— start Records provided —

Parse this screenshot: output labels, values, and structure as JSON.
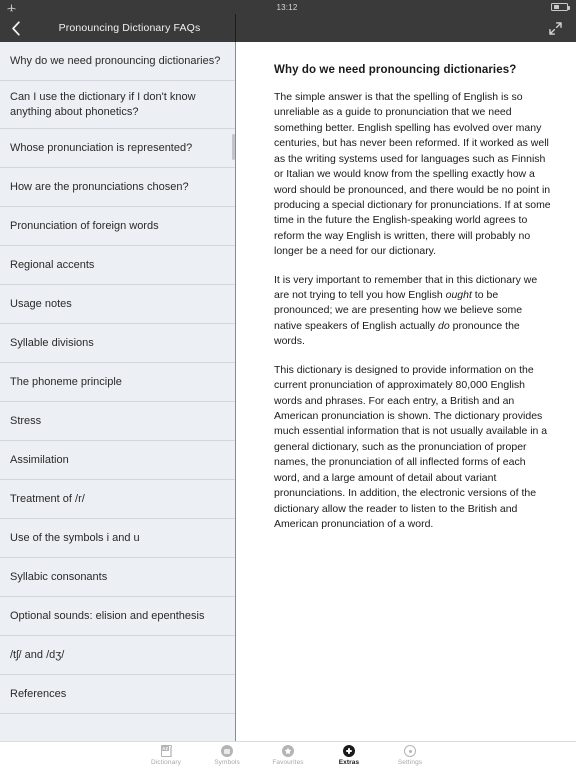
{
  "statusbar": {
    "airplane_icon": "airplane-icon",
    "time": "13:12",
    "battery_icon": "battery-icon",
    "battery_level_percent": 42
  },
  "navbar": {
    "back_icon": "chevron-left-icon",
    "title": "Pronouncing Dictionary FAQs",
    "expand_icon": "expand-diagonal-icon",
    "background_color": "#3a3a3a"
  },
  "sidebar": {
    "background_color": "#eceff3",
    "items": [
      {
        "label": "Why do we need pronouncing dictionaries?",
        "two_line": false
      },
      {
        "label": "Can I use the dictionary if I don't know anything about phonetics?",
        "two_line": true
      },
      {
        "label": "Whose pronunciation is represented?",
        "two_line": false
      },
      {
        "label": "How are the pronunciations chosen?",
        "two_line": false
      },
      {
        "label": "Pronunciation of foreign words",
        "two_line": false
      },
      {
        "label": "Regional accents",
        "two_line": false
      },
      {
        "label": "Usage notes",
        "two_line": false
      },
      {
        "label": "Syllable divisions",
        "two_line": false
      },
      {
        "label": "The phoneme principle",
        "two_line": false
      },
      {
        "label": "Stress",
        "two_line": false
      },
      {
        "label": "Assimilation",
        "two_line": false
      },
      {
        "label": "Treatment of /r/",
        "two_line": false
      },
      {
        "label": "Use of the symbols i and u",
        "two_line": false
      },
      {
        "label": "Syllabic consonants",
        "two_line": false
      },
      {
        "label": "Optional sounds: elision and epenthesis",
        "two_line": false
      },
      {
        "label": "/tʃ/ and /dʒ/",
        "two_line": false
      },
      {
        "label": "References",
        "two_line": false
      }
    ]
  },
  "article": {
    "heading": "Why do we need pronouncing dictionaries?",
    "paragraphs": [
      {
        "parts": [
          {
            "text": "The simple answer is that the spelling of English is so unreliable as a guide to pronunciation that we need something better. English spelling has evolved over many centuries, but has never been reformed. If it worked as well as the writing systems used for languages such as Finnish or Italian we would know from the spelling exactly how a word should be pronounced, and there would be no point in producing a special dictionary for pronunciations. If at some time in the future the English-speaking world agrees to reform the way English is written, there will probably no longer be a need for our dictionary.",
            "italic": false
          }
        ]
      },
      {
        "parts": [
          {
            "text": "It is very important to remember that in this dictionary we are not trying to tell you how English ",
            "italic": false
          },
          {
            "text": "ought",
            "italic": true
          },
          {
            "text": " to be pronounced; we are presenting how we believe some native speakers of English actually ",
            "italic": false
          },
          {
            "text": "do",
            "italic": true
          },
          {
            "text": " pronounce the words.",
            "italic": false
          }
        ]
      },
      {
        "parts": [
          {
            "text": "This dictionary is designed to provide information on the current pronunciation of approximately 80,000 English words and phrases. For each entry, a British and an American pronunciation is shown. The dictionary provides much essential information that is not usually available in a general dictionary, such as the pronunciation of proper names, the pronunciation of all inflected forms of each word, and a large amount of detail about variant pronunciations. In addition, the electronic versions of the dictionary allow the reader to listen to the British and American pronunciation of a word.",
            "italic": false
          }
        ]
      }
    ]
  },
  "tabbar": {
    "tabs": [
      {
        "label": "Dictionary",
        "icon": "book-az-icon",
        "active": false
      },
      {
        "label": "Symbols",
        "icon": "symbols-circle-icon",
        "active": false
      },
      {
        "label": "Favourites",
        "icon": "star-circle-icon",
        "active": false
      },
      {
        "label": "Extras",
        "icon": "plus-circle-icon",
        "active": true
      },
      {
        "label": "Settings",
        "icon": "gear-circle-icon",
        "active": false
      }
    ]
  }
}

— end Records provided —

Give the data above again in full and unchanged, skipping the pictures.

Parse this screenshot: output labels, values, and structure as JSON.
{
  "statusbar": {
    "airplane_icon": "airplane-icon",
    "time": "13:12",
    "battery_icon": "battery-icon",
    "battery_level_percent": 42
  },
  "navbar": {
    "back_icon": "chevron-left-icon",
    "title": "Pronouncing Dictionary FAQs",
    "expand_icon": "expand-diagonal-icon",
    "background_color": "#3a3a3a"
  },
  "sidebar": {
    "background_color": "#eceff3",
    "items": [
      {
        "label": "Why do we need pronouncing dictionaries?",
        "two_line": false
      },
      {
        "label": "Can I use the dictionary if I don't know anything about phonetics?",
        "two_line": true
      },
      {
        "label": "Whose pronunciation is represented?",
        "two_line": false
      },
      {
        "label": "How are the pronunciations chosen?",
        "two_line": false
      },
      {
        "label": "Pronunciation of foreign words",
        "two_line": false
      },
      {
        "label": "Regional accents",
        "two_line": false
      },
      {
        "label": "Usage notes",
        "two_line": false
      },
      {
        "label": "Syllable divisions",
        "two_line": false
      },
      {
        "label": "The phoneme principle",
        "two_line": false
      },
      {
        "label": "Stress",
        "two_line": false
      },
      {
        "label": "Assimilation",
        "two_line": false
      },
      {
        "label": "Treatment of /r/",
        "two_line": false
      },
      {
        "label": "Use of the symbols i and u",
        "two_line": false
      },
      {
        "label": "Syllabic consonants",
        "two_line": false
      },
      {
        "label": "Optional sounds: elision and epenthesis",
        "two_line": false
      },
      {
        "label": "/tʃ/ and /dʒ/",
        "two_line": false
      },
      {
        "label": "References",
        "two_line": false
      }
    ]
  },
  "article": {
    "heading": "Why do we need pronouncing dictionaries?",
    "paragraphs": [
      {
        "parts": [
          {
            "text": "The simple answer is that the spelling of English is so unreliable as a guide to pronunciation that we need something better. English spelling has evolved over many centuries, but has never been reformed. If it worked as well as the writing systems used for languages such as Finnish or Italian we would know from the spelling exactly how a word should be pronounced, and there would be no point in producing a special dictionary for pronunciations. If at some time in the future the English-speaking world agrees to reform the way English is written, there will probably no longer be a need for our dictionary.",
            "italic": false
          }
        ]
      },
      {
        "parts": [
          {
            "text": "It is very important to remember that in this dictionary we are not trying to tell you how English ",
            "italic": false
          },
          {
            "text": "ought",
            "italic": true
          },
          {
            "text": " to be pronounced; we are presenting how we believe some native speakers of English actually ",
            "italic": false
          },
          {
            "text": "do",
            "italic": true
          },
          {
            "text": " pronounce the words.",
            "italic": false
          }
        ]
      },
      {
        "parts": [
          {
            "text": "This dictionary is designed to provide information on the current pronunciation of approximately 80,000 English words and phrases. For each entry, a British and an American pronunciation is shown. The dictionary provides much essential information that is not usually available in a general dictionary, such as the pronunciation of proper names, the pronunciation of all inflected forms of each word, and a large amount of detail about variant pronunciations. In addition, the electronic versions of the dictionary allow the reader to listen to the British and American pronunciation of a word.",
            "italic": false
          }
        ]
      }
    ]
  },
  "tabbar": {
    "tabs": [
      {
        "label": "Dictionary",
        "icon": "book-az-icon",
        "active": false
      },
      {
        "label": "Symbols",
        "icon": "symbols-circle-icon",
        "active": false
      },
      {
        "label": "Favourites",
        "icon": "star-circle-icon",
        "active": false
      },
      {
        "label": "Extras",
        "icon": "plus-circle-icon",
        "active": true
      },
      {
        "label": "Settings",
        "icon": "gear-circle-icon",
        "active": false
      }
    ]
  }
}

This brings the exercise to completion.